- [Trecho selecionado]

* * * * * * *

As tarifas cobradas sobre a importação de automóveis nos Estados Unidos totalizaram 30,4 bilhões de dólares nos 12 meses encerrados em abril de 2026.
Nesse período, as alfândegas dos Estados Unidos aplicaram uma alíquota média de 17,94% a essas importações.
De acordo com informações do Senado dos Estados Unidos, os dados acima referem-se tanto a automóveis novos quanto usados.
Tarifas cobradas sobre a importação de automóveis
Com a aplicação da Seção 232 da Lei de Expansão Comercial de 1962, o governo dos Estados Unidos impôs uma tarifa de 25% sobre as importações de automóveis e certas peças automotivas. Essa medida regulatória transformou o fluxo comercial da indústria automotiva norte-americana devido às suas implicações logísticas e tarifárias.
O que é a Seção 232 e como funciona?
A Seção 232 é um mecanismo legal que confere poderes ao Executivo dos Estados Unidos para ajustar as importações por meio de tarifas, cotas ou restrições comerciais. Para sua ativação, o Secretário de Comércio deve determinar previamente que o volume de um bem importado representa uma ameaça real à segurança nacional dos Estados Unidos. E, para isso, primeiro realiza uma investigação formal.
Origem e justificativa técnica da medida
A base jurídica dessa taxa sobre veículos automotores assenta em uma investigação oficial concluída em 2019. Essa análise determinou que a crescente dependência de veículos estrangeiros enfraquecia a base industrial nacional. Além disso, as importações de veículos automotores foram formalmente declaradas como um risco à segurança nacional dos Estados Unidos.
Alguns países, no entanto, indicaram que essas medidas violam as regras da Organização Mundial do Comércio (OMC).
Tarifas da IEEPA
Do ponto de vista da General Motors, o ambiente tarifário continua muito dinâmico. As tarifas específicas aplicáveis aos bens importados por esta empresa e seus fornecedores continuam evoluindo. Além disso, isso ocorre mesmo no que diz respeito às importações abrangidas pelo Tratado entre o México, os Estados Unidos e o Canadá (T-MEC) e outros acordos comerciais.
Em 20 de fevereiro de 2026, a Suprema Corte dos Estados Unidos decidiu que a Lei de Poderes Econômicos de Emergência Internacional (IEEPA) não autorizava a imposição de tarifas.
Como considerou que os valores pagos anteriormente são reembolsáveis, a General Motors registrou um ajuste líquido favorável de 500 milhões de dólares, principalmente devido às tarifas da IEEPA cobradas anteriormente no trimestre encerrado em 31 de março de 2026.

* * * * * * *

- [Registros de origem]
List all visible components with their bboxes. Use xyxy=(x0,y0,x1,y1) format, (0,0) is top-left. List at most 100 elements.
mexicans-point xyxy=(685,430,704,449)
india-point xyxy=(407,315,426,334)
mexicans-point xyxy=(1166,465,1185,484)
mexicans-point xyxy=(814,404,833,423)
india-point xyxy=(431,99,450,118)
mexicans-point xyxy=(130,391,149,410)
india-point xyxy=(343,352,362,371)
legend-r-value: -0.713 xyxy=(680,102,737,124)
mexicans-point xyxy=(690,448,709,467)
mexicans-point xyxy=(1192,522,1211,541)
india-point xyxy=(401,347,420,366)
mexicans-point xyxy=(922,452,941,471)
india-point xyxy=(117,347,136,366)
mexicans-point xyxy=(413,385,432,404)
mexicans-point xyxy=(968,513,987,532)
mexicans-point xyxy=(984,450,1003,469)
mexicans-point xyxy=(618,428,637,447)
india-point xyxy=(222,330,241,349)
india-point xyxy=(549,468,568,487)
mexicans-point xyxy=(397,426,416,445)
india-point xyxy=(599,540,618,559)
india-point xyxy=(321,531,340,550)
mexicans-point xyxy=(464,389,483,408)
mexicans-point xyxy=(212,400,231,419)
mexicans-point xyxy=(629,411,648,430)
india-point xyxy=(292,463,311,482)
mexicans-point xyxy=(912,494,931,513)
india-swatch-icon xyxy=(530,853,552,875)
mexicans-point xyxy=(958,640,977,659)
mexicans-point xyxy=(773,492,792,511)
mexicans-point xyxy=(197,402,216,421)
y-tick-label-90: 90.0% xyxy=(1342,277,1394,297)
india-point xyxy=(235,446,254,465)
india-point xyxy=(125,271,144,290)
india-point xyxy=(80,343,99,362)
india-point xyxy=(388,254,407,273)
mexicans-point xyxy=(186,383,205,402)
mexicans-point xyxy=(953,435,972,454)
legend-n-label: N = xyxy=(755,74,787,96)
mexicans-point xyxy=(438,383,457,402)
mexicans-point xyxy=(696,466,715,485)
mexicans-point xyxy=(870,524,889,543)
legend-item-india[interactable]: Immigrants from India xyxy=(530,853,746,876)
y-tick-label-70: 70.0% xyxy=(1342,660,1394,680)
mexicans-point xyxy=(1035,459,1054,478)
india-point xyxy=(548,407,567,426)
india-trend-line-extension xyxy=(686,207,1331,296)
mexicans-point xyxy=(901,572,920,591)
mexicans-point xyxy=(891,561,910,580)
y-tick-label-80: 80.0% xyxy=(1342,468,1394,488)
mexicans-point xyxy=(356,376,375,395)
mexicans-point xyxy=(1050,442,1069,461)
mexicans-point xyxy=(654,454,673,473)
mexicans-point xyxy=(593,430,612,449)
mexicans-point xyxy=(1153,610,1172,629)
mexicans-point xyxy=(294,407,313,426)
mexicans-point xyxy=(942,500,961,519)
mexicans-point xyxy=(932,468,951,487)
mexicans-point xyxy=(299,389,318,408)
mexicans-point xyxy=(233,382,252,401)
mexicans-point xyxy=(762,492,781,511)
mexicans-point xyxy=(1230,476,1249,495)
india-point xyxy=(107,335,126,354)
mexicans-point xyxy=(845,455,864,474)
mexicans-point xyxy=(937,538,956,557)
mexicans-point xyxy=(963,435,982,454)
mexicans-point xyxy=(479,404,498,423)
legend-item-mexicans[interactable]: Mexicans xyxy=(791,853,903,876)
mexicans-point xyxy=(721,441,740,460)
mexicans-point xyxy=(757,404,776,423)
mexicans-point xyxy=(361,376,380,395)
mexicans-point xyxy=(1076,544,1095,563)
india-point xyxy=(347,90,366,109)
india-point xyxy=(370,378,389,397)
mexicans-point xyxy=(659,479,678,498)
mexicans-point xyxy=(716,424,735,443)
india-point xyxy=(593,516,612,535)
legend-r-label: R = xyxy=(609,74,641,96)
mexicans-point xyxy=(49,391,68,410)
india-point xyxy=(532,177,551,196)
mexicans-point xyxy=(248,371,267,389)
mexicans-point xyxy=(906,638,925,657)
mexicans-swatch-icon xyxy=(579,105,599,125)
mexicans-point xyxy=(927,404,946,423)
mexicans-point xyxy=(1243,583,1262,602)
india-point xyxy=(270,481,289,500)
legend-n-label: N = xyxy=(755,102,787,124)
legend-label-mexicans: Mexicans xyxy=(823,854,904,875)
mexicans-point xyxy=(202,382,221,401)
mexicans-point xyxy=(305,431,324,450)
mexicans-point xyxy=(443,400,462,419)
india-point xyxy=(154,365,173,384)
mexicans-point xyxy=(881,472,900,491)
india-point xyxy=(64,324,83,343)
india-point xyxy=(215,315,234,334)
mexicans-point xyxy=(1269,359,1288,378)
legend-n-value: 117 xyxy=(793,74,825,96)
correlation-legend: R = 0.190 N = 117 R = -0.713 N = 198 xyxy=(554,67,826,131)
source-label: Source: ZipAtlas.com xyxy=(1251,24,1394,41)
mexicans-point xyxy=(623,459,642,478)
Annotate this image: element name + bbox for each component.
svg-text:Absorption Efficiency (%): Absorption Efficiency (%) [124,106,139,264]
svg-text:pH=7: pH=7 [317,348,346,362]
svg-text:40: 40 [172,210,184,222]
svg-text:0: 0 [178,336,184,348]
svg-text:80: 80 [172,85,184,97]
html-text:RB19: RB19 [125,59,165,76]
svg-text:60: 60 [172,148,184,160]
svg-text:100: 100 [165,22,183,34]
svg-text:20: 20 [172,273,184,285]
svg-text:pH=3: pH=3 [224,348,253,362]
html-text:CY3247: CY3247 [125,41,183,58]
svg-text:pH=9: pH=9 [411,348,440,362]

* * * * * * *

- [Instruções da tarefa]
Copie do texto sobre as tarifas de importação de automóveis a parte que começa nas palavras que contêm "Origem e justificativa" e termina em "do Comércio (OMC).". Os dados não têm nenhum papel aqui.

- [Resposta da tarefa]
Origem e justificativa técnica da medida
A base jurídica dessa taxa sobre veículos automotores assenta em uma investigação oficial concluída em 2019. Essa análise determinou que a crescente dependência de veículos estrangeiros enfraquecia a base industrial nacional. Além disso, as importações de veículos automotores foram formalmente declaradas como um risco à segurança nacional dos Estados Unidos.
Alguns países, no entanto, indicaram que essas medidas violam as regras da Organização Mundial do Comércio (OMC).